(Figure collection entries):
>> begin

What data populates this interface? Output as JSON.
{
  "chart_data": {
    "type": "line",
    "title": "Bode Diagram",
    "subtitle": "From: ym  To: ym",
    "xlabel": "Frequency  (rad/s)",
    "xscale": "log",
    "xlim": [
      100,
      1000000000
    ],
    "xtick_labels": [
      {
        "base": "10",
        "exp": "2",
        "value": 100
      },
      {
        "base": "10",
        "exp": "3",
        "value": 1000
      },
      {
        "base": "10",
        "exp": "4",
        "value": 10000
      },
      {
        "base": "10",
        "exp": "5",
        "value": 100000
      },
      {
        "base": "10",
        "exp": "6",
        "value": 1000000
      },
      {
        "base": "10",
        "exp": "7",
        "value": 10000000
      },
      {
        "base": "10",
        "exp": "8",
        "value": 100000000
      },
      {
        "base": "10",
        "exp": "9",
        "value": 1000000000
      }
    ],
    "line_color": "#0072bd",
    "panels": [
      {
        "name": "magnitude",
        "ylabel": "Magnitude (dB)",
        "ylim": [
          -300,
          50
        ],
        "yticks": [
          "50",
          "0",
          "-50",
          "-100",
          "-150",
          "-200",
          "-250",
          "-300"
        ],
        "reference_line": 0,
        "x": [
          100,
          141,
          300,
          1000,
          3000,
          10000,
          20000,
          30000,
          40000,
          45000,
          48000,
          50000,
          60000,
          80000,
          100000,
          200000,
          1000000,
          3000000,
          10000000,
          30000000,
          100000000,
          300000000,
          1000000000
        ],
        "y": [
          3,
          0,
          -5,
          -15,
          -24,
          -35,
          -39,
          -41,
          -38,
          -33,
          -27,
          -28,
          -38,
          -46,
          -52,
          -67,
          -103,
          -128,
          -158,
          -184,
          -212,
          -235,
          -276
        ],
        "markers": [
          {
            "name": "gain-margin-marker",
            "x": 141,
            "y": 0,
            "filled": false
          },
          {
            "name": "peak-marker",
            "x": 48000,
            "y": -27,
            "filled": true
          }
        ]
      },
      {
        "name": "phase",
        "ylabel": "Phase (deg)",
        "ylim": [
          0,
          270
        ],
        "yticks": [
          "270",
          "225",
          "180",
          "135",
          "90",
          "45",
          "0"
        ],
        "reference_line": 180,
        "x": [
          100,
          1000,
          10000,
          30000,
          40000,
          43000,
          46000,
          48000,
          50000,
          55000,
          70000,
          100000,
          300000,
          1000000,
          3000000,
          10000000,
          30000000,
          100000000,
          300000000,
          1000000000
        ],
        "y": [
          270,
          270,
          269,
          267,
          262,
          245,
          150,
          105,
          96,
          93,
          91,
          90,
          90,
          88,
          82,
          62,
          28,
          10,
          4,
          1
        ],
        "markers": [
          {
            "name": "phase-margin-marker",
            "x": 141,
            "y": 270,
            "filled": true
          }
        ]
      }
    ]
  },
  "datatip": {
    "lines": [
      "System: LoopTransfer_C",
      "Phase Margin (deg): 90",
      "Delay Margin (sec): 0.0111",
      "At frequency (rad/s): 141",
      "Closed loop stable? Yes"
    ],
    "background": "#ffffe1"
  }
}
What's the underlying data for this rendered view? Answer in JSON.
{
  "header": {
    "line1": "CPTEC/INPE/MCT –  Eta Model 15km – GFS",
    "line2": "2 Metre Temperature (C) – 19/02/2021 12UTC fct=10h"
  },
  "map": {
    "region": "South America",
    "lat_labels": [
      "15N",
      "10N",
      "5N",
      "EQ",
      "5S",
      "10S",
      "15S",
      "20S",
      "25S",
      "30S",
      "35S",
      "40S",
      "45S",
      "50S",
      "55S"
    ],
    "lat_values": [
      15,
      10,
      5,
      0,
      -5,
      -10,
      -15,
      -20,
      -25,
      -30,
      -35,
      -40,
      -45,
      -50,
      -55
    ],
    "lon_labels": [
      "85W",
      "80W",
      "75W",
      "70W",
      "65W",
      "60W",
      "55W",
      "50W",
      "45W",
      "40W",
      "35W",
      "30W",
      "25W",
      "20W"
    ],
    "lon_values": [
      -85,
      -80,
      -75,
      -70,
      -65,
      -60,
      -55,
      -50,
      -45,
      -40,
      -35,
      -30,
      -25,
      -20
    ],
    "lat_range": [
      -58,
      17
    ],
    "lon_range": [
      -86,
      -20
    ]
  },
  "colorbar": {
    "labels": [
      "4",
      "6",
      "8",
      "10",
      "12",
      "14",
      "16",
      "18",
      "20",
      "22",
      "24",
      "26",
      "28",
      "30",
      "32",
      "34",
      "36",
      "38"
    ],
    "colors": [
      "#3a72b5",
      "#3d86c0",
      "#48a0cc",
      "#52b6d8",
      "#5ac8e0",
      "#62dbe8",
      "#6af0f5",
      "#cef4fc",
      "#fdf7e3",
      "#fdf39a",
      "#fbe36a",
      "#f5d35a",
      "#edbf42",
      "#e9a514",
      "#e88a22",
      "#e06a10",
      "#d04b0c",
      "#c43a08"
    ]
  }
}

>> end

(DIRECTION):
Find the lines holding "this" and list every one.

(CORRECT RESPONSE):
What data populates this interface? Output as JSON.
What's the underlying data for this rendered view? Answer in JSON.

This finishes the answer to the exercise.